## start
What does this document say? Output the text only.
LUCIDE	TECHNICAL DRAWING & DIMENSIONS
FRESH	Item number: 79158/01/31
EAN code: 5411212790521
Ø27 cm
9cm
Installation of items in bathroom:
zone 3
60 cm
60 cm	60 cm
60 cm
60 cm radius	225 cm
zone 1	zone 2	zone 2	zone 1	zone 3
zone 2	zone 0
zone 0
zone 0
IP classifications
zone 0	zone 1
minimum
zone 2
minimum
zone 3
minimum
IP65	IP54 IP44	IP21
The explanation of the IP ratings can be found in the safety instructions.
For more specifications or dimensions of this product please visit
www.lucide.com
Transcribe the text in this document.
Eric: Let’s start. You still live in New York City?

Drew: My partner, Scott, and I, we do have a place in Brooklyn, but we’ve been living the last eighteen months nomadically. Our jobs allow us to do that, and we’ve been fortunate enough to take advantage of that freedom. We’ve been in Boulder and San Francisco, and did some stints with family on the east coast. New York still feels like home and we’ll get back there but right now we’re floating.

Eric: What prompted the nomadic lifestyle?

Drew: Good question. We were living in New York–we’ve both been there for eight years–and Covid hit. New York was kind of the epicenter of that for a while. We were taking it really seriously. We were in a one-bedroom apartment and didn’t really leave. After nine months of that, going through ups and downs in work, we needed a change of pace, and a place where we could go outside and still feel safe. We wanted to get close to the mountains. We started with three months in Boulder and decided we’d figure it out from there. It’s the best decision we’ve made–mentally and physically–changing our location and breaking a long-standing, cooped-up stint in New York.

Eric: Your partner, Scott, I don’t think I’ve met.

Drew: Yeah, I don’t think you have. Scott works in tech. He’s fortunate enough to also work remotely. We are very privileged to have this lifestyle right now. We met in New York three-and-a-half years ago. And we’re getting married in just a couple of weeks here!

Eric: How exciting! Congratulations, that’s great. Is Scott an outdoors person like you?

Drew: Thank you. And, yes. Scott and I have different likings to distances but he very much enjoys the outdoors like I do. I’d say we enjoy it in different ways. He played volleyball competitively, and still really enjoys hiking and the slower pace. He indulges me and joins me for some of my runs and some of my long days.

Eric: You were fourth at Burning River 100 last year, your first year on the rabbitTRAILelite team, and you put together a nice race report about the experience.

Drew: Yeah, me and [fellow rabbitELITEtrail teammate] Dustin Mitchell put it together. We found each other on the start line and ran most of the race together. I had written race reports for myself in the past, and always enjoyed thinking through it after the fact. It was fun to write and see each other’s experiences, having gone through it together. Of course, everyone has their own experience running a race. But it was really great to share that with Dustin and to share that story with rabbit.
## end
Report how many lines above hold the string "partner", giving nothing but the number.

WRITTEN RESPONSE: 2